*Supplied material*.

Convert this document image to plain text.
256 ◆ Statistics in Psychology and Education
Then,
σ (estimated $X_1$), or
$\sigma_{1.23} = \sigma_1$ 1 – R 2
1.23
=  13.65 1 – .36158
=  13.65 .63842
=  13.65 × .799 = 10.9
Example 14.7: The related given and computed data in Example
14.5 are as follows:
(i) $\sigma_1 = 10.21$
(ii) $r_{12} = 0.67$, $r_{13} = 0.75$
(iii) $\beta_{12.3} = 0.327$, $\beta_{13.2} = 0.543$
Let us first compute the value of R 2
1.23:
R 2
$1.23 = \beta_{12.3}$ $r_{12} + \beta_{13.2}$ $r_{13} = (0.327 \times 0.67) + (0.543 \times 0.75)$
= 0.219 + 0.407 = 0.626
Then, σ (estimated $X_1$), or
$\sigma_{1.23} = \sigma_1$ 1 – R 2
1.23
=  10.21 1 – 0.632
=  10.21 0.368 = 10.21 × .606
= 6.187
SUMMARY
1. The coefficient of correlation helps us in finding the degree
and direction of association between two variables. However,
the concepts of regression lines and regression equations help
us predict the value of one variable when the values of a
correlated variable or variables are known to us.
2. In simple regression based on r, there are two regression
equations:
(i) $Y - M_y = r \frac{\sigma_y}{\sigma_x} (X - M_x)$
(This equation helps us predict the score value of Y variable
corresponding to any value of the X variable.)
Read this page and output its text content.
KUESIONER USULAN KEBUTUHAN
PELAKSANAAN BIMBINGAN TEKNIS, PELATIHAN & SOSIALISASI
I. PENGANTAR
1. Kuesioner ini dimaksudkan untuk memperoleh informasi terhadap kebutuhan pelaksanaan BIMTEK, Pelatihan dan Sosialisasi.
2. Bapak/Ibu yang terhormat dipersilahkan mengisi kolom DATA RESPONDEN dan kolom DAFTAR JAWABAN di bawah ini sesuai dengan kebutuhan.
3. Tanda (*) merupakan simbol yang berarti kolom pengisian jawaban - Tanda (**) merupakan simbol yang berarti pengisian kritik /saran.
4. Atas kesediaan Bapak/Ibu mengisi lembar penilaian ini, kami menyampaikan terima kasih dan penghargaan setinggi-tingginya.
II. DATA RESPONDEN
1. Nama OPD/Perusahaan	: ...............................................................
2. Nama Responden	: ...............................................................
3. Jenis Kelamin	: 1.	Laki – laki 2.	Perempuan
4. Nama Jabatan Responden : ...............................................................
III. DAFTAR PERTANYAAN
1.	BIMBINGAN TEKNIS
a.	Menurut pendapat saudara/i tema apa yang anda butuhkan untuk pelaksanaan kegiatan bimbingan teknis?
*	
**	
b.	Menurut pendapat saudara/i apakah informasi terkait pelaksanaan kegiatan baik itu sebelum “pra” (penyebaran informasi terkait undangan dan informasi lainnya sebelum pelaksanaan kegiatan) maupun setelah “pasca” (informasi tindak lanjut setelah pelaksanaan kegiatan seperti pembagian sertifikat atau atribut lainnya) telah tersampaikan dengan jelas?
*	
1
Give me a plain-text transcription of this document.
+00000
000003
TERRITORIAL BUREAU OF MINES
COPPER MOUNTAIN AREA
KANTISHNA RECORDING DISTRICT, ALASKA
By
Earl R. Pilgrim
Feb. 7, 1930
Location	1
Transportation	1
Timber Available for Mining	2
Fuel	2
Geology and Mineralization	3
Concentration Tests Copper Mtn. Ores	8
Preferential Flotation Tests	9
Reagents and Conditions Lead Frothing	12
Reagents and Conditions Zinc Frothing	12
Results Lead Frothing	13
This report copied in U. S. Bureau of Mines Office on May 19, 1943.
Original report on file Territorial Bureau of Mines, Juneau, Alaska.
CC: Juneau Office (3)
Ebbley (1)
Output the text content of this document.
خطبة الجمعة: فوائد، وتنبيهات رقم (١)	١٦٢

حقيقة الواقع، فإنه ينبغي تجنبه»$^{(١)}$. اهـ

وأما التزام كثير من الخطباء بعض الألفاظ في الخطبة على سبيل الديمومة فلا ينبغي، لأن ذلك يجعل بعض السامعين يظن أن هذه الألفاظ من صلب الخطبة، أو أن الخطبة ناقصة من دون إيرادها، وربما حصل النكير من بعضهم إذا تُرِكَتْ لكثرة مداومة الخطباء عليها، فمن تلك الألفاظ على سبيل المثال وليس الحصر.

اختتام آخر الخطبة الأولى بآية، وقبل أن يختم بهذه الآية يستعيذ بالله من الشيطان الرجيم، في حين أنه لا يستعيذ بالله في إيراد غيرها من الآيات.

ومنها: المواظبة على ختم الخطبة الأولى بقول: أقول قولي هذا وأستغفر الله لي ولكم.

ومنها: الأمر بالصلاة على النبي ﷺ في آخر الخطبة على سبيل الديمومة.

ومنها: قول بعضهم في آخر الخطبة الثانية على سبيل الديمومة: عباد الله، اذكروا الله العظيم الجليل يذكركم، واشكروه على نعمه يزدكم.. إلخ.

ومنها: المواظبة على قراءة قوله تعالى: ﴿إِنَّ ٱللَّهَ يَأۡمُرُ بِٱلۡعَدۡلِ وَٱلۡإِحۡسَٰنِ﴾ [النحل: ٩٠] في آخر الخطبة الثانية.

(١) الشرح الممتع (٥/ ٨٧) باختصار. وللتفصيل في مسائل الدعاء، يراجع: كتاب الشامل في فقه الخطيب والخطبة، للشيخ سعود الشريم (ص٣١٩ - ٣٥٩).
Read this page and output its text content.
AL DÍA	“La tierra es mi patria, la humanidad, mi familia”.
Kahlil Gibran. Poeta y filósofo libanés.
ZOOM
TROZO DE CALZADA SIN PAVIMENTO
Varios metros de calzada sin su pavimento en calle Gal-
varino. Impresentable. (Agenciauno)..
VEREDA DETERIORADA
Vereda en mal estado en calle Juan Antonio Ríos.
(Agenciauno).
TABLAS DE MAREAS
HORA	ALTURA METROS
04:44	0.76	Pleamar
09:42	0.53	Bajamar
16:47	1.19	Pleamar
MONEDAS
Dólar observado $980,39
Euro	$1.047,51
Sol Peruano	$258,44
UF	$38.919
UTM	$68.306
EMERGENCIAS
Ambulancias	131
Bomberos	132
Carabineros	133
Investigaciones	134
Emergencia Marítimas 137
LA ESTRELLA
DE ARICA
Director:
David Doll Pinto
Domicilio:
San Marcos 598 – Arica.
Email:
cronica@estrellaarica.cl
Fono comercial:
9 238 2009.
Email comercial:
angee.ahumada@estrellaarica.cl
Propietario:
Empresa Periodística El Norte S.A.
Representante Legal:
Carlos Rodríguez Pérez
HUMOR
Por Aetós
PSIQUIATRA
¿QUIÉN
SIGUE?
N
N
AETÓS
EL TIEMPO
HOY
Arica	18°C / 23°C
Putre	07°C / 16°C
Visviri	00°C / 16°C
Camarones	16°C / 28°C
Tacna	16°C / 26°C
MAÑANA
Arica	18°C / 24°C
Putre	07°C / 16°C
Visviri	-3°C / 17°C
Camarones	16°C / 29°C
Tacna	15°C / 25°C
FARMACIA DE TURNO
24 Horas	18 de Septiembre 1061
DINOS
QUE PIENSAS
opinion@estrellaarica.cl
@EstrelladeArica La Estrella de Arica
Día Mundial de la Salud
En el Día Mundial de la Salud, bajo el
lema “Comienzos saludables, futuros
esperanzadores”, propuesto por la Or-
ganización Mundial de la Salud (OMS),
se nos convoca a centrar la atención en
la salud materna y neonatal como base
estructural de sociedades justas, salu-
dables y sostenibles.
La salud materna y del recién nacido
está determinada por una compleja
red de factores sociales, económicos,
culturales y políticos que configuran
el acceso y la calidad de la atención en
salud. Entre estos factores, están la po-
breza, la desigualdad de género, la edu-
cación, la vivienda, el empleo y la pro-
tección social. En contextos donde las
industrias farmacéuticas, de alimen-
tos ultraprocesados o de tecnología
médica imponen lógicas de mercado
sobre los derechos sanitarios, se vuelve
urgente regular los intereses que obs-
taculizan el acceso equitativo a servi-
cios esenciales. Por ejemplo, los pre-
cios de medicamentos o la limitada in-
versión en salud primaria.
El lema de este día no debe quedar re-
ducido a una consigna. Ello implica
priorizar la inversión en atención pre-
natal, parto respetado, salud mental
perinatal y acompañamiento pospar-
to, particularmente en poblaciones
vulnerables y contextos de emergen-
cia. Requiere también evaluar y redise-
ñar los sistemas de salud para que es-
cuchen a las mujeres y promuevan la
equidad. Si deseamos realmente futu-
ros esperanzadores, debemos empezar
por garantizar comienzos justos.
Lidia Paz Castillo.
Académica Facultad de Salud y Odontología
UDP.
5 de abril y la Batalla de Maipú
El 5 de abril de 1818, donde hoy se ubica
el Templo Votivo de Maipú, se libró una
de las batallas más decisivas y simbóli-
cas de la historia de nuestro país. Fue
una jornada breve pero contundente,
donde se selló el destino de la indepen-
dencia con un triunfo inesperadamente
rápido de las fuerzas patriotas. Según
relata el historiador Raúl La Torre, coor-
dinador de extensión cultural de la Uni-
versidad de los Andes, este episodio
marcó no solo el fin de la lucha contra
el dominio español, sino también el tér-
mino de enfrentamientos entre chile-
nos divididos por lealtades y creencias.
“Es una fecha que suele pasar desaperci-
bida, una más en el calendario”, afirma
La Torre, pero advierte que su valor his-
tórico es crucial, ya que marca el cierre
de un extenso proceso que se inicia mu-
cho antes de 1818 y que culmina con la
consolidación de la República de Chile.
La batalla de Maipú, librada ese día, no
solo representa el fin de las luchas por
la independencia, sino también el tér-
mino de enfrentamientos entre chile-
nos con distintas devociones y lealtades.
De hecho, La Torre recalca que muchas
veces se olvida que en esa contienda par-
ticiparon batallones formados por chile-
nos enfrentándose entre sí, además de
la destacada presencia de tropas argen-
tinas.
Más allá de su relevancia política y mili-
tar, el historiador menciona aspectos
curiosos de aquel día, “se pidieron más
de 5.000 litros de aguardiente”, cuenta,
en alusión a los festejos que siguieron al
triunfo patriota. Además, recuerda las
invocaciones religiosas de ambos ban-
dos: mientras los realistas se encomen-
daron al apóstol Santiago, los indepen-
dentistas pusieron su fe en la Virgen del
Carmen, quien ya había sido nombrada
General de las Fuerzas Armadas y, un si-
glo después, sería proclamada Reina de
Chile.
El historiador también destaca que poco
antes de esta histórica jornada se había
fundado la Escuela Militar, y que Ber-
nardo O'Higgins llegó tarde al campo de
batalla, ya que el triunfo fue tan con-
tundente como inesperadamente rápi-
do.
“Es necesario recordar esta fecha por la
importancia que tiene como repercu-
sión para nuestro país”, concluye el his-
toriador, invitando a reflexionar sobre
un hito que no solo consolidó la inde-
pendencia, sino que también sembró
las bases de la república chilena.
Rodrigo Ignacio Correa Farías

*Task prompt*. Which lines in the records above contain the string "atención"? Copy each one.

*Problem solution*.
se nos convoca a centrar la atención en
el acceso y la calidad de la atención en
priorizar la inversión en atención pre-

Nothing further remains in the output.